* [Stated task]: For each line in the data below that holds "Java", return a copy.

* [Records shown]:
* BEGIN *
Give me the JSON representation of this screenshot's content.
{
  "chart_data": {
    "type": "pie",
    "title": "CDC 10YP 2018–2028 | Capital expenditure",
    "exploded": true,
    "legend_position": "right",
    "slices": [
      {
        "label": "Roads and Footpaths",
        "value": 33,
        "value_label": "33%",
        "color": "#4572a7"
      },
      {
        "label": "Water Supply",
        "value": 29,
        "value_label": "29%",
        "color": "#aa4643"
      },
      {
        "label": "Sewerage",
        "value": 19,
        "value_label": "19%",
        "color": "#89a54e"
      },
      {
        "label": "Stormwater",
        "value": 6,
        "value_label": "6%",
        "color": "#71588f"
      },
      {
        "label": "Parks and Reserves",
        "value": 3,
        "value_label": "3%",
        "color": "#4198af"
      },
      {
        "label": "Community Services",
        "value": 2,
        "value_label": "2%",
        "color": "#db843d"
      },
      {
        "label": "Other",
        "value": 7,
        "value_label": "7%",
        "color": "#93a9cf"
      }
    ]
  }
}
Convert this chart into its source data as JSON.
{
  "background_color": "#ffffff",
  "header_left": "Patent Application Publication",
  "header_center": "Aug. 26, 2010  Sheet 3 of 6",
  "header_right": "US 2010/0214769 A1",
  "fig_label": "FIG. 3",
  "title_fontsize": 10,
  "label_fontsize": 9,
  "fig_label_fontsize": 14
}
* END *
* BEGIN *
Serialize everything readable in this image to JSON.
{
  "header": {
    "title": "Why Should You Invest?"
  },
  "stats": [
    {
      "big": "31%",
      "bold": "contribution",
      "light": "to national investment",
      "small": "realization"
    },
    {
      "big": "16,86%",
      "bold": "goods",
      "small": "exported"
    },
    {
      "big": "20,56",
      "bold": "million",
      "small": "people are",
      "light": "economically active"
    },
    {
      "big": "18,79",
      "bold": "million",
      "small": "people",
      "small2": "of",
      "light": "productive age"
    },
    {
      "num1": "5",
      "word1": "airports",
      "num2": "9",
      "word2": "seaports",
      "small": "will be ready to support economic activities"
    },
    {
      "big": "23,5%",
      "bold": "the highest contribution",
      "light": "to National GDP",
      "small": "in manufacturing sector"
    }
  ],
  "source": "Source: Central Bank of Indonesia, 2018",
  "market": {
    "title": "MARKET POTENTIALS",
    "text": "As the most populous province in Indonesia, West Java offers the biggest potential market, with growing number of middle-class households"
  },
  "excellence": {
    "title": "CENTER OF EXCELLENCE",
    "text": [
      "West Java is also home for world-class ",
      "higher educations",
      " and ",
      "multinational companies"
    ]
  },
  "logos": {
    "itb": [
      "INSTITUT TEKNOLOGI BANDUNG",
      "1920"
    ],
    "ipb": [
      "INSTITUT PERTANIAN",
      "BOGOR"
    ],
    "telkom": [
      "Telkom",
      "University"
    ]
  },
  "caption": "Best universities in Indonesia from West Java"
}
* END *
* [Exercise answer]:
    "text": "As the most populous province in Indonesia, West Java offers the biggest potential market, with growing number of middle-class households"
      "West Java is also home for world-class ",
  "caption": "Best universities in Indonesia from West Java"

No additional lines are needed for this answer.